Collection entries

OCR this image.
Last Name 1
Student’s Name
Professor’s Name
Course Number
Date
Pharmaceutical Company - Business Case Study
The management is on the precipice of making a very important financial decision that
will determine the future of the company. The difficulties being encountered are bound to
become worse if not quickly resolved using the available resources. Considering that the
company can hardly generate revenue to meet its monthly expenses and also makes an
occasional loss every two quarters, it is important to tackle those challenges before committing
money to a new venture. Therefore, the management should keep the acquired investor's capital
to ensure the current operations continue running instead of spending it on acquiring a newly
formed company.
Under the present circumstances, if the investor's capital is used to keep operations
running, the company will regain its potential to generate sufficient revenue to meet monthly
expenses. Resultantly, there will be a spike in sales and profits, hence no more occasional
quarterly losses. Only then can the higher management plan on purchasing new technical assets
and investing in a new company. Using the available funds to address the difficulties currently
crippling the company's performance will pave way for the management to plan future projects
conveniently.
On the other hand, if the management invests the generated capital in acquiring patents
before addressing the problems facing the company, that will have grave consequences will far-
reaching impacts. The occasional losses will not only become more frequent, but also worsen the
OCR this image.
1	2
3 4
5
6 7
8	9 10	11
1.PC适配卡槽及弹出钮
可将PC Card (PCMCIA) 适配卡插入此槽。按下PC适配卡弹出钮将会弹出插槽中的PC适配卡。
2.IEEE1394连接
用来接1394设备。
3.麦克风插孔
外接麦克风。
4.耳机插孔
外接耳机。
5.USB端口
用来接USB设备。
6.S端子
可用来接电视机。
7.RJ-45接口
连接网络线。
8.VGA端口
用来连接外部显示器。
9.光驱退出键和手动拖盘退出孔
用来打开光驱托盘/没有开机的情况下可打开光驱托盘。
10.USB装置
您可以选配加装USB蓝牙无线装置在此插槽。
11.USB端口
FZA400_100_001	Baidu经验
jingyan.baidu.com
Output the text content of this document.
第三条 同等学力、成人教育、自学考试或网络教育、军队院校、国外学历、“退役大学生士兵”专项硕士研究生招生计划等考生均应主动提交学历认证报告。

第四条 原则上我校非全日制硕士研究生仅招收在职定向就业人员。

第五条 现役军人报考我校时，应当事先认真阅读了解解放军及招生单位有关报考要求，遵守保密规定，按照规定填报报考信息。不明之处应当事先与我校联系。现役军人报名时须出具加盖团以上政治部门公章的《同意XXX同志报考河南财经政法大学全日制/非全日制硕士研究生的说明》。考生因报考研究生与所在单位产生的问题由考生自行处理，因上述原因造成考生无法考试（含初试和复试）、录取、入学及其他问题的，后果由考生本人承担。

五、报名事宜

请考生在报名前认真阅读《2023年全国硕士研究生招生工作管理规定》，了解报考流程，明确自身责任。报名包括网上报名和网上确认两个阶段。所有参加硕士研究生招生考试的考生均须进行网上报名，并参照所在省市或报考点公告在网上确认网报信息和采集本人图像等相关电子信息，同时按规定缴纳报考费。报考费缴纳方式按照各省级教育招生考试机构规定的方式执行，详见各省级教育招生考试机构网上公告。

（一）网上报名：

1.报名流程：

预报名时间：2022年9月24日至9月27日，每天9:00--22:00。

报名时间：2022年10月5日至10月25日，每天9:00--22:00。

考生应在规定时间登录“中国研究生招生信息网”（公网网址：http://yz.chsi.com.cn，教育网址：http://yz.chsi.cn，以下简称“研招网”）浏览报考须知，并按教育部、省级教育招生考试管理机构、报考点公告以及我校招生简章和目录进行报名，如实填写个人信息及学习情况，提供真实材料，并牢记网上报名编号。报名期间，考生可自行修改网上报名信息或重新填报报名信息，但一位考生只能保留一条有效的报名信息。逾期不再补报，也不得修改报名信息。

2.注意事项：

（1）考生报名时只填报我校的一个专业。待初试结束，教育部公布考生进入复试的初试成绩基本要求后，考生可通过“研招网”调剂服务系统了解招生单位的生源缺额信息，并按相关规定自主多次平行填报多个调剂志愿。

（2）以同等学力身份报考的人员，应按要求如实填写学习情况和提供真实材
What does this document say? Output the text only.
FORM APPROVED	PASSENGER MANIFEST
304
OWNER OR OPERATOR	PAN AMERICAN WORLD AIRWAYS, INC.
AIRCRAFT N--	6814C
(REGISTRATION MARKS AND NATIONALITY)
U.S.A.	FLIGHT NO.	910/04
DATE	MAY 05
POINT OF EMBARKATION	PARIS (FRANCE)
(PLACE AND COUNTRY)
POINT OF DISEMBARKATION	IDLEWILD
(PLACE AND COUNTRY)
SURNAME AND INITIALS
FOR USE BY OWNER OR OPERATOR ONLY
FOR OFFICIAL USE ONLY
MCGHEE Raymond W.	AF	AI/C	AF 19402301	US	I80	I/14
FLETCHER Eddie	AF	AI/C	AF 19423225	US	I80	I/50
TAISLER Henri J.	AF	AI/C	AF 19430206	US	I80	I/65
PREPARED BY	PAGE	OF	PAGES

- [Prompt]: Repeat all entries. Match them exactly.

- [Complete output]:
OCR this image.
Last Name 1
Student’s Name
Professor’s Name
Course Number
Date
Pharmaceutical Company - Business Case Study
The management is on the precipice of making a very important financial decision that
will determine the future of the company. The difficulties being encountered are bound to
become worse if not quickly resolved using the available resources. Considering that the
company can hardly generate revenue to meet its monthly expenses and also makes an
occasional loss every two quarters, it is important to tackle those challenges before committing
money to a new venture. Therefore, the management should keep the acquired investor's capital
to ensure the current operations continue running instead of spending it on acquiring a newly
formed company.
Under the present circumstances, if the investor's capital is used to keep operations
running, the company will regain its potential to generate sufficient revenue to meet monthly
expenses. Resultantly, there will be a spike in sales and profits, hence no more occasional
quarterly losses. Only then can the higher management plan on purchasing new technical assets
and investing in a new company. Using the available funds to address the difficulties currently
crippling the company's performance will pave way for the management to plan future projects
conveniently.
On the other hand, if the management invests the generated capital in acquiring patents
before addressing the problems facing the company, that will have grave consequences will far-
reaching impacts. The occasional losses will not only become more frequent, but also worsen the
OCR this image.
1	2
3 4
5
6 7
8	9 10	11
1.PC适配卡槽及弹出钮
可将PC Card (PCMCIA) 适配卡插入此槽。按下PC适配卡弹出钮将会弹出插槽中的PC适配卡。
2.IEEE1394连接
用来接1394设备。
3.麦克风插孔
外接麦克风。
4.耳机插孔
外接耳机。
5.USB端口
用来接USB设备。
6.S端子
可用来接电视机。
7.RJ-45接口
连接网络线。
8.VGA端口
用来连接外部显示器。
9.光驱退出键和手动拖盘退出孔
用来打开光驱托盘/没有开机的情况下可打开光驱托盘。
10.USB装置
您可以选配加装USB蓝牙无线装置在此插槽。
11.USB端口
FZA400_100_001	Baidu经验
jingyan.baidu.com
Output the text content of this document.
第三条 同等学力、成人教育、自学考试或网络教育、军队院校、国外学历、“退役大学生士兵”专项硕士研究生招生计划等考生均应主动提交学历认证报告。

第四条 原则上我校非全日制硕士研究生仅招收在职定向就业人员。

第五条 现役军人报考我校时，应当事先认真阅读了解解放军及招生单位有关报考要求，遵守保密规定，按照规定填报报考信息。不明之处应当事先与我校联系。现役军人报名时须出具加盖团以上政治部门公章的《同意XXX同志报考河南财经政法大学全日制/非全日制硕士研究生的说明》。考生因报考研究生与所在单位产生的问题由考生自行处理，因上述原因造成考生无法考试（含初试和复试）、录取、入学及其他问题的，后果由考生本人承担。

五、报名事宜

请考生在报名前认真阅读《2023年全国硕士研究生招生工作管理规定》，了解报考流程，明确自身责任。报名包括网上报名和网上确认两个阶段。所有参加硕士研究生招生考试的考生均须进行网上报名，并参照所在省市或报考点公告在网上确认网报信息和采集本人图像等相关电子信息，同时按规定缴纳报考费。报考费缴纳方式按照各省级教育招生考试机构规定的方式执行，详见各省级教育招生考试机构网上公告。

（一）网上报名：

1.报名流程：

预报名时间：2022年9月24日至9月27日，每天9:00--22:00。

报名时间：2022年10月5日至10月25日，每天9:00--22:00。

考生应在规定时间登录“中国研究生招生信息网”（公网网址：http://yz.chsi.com.cn，教育网址：http://yz.chsi.cn，以下简称“研招网”）浏览报考须知，并按教育部、省级教育招生考试管理机构、报考点公告以及我校招生简章和目录进行报名，如实填写个人信息及学习情况，提供真实材料，并牢记网上报名编号。报名期间，考生可自行修改网上报名信息或重新填报报名信息，但一位考生只能保留一条有效的报名信息。逾期不再补报，也不得修改报名信息。

2.注意事项：

（1）考生报名时只填报我校的一个专业。待初试结束，教育部公布考生进入复试的初试成绩基本要求后，考生可通过“研招网”调剂服务系统了解招生单位的生源缺额信息，并按相关规定自主多次平行填报多个调剂志愿。

（2）以同等学力身份报考的人员，应按要求如实填写学习情况和提供真实材
What does this document say? Output the text only.
FORM APPROVED	PASSENGER MANIFEST
304
OWNER OR OPERATOR	PAN AMERICAN WORLD AIRWAYS, INC.
AIRCRAFT N--	6814C
(REGISTRATION MARKS AND NATIONALITY)
U.S.A.	FLIGHT NO.	910/04
DATE	MAY 05
POINT OF EMBARKATION	PARIS (FRANCE)
(PLACE AND COUNTRY)
POINT OF DISEMBARKATION	IDLEWILD
(PLACE AND COUNTRY)
SURNAME AND INITIALS
FOR USE BY OWNER OR OPERATOR ONLY
FOR OFFICIAL USE ONLY
MCGHEE Raymond W.	AF	AI/C	AF 19402301	US	I80	I/14
FLETCHER Eddie	AF	AI/C	AF 19423225	US	I80	I/50
TAISLER Henri J.	AF	AI/C	AF 19430206	US	I80	I/65
PREPARED BY	PAGE	OF	PAGES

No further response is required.